>> START Records for the exercise
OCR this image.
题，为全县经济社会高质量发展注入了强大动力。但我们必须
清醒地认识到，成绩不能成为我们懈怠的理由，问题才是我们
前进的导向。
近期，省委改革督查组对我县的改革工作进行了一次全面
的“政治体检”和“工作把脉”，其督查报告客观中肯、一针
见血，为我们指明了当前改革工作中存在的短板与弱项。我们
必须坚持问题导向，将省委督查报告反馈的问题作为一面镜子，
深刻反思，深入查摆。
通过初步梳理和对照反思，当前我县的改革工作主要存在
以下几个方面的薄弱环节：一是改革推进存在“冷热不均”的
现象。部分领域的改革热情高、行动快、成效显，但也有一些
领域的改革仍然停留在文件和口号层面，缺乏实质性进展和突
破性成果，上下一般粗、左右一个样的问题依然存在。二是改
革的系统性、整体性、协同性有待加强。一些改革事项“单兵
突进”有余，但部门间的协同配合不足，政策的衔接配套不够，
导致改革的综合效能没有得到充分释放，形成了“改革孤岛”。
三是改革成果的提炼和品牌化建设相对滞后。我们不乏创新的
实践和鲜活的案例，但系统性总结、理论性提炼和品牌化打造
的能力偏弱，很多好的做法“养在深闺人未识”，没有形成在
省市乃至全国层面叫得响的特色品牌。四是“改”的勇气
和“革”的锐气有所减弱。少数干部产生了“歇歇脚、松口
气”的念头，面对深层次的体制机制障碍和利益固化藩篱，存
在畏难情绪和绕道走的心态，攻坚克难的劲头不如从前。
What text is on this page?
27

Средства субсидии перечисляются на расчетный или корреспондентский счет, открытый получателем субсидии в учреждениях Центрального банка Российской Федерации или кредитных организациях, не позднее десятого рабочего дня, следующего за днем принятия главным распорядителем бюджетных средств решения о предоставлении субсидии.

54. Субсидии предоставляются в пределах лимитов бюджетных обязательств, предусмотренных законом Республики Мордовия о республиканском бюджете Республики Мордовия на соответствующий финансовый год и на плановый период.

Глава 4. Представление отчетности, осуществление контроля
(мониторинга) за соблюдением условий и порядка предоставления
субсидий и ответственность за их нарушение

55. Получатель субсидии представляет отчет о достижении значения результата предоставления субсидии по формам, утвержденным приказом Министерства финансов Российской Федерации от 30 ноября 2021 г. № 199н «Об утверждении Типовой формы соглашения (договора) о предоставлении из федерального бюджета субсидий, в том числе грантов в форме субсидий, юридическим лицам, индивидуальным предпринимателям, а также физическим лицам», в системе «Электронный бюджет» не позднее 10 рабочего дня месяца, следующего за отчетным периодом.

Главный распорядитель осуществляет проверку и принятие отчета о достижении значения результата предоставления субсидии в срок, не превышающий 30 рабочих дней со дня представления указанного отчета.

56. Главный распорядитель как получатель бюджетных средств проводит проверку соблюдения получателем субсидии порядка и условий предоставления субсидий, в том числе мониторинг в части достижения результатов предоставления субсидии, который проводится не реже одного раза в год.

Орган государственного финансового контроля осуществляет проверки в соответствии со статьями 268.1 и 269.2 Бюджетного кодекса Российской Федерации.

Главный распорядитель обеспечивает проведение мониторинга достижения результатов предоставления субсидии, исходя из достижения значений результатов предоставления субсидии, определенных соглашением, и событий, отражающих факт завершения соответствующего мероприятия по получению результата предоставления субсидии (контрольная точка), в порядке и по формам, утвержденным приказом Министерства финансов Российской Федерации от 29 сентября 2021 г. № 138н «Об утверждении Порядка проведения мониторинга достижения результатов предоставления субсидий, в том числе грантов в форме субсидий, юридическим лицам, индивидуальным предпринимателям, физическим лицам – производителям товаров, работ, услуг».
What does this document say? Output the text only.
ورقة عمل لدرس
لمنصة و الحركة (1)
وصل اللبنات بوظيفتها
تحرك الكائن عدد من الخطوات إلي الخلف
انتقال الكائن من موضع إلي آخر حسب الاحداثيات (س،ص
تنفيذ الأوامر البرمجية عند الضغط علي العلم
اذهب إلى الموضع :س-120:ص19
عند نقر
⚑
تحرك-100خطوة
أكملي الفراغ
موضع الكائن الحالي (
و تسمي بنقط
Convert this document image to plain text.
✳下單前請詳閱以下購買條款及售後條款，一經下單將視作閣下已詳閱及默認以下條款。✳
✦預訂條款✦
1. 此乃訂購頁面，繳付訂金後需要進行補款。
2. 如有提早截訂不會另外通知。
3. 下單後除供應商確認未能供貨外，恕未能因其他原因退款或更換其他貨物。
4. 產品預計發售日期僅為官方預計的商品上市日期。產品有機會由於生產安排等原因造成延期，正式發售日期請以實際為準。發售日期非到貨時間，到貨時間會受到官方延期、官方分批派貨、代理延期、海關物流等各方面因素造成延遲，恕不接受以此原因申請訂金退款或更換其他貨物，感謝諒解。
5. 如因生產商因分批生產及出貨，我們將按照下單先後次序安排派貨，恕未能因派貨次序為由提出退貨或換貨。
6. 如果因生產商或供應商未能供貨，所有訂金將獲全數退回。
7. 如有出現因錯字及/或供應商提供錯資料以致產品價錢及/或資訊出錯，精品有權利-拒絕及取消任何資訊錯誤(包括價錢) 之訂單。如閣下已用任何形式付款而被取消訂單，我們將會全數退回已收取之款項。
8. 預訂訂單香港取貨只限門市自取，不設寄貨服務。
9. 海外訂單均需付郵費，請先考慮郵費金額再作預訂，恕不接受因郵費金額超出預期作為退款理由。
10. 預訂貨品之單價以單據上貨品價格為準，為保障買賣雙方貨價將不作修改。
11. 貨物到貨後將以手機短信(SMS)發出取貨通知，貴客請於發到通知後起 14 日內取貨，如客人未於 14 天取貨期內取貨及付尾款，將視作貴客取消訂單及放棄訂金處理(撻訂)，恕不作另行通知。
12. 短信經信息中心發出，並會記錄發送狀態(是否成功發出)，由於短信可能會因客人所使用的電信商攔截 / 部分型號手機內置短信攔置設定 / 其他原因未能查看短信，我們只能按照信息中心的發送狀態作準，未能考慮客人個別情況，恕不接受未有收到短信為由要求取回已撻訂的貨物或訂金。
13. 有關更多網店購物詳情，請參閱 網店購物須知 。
>> END Records for the exercise
> [Requirements] Repeat word for word every line from the one that holds "Convert this document image to plain text." to the end. Both ends count.

> [Reply]
Convert this document image to plain text.
✳下單前請詳閱以下購買條款及售後條款，一經下單將視作閣下已詳閱及默認以下條款。✳
✦預訂條款✦
1. 此乃訂購頁面，繳付訂金後需要進行補款。
2. 如有提早截訂不會另外通知。
3. 下單後除供應商確認未能供貨外，恕未能因其他原因退款或更換其他貨物。
4. 產品預計發售日期僅為官方預計的商品上市日期。產品有機會由於生產安排等原因造成延期，正式發售日期請以實際為準。發售日期非到貨時間，到貨時間會受到官方延期、官方分批派貨、代理延期、海關物流等各方面因素造成延遲，恕不接受以此原因申請訂金退款或更換其他貨物，感謝諒解。
5. 如因生產商因分批生產及出貨，我們將按照下單先後次序安排派貨，恕未能因派貨次序為由提出退貨或換貨。
6. 如果因生產商或供應商未能供貨，所有訂金將獲全數退回。
7. 如有出現因錯字及/或供應商提供錯資料以致產品價錢及/或資訊出錯，精品有權利-拒絕及取消任何資訊錯誤(包括價錢) 之訂單。如閣下已用任何形式付款而被取消訂單，我們將會全數退回已收取之款項。
8. 預訂訂單香港取貨只限門市自取，不設寄貨服務。
9. 海外訂單均需付郵費，請先考慮郵費金額再作預訂，恕不接受因郵費金額超出預期作為退款理由。
10. 預訂貨品之單價以單據上貨品價格為準，為保障買賣雙方貨價將不作修改。
11. 貨物到貨後將以手機短信(SMS)發出取貨通知，貴客請於發到通知後起 14 日內取貨，如客人未於 14 天取貨期內取貨及付尾款，將視作貴客取消訂單及放棄訂金處理(撻訂)，恕不作另行通知。
12. 短信經信息中心發出，並會記錄發送狀態(是否成功發出)，由於短信可能會因客人所使用的電信商攔截 / 部分型號手機內置短信攔置設定 / 其他原因未能查看短信，我們只能按照信息中心的發送狀態作準，未能考慮客人個別情況，恕不接受未有收到短信為由要求取回已撻訂的貨物或訂金。
13. 有關更多網店購物詳情，請參閱 網店購物須知 。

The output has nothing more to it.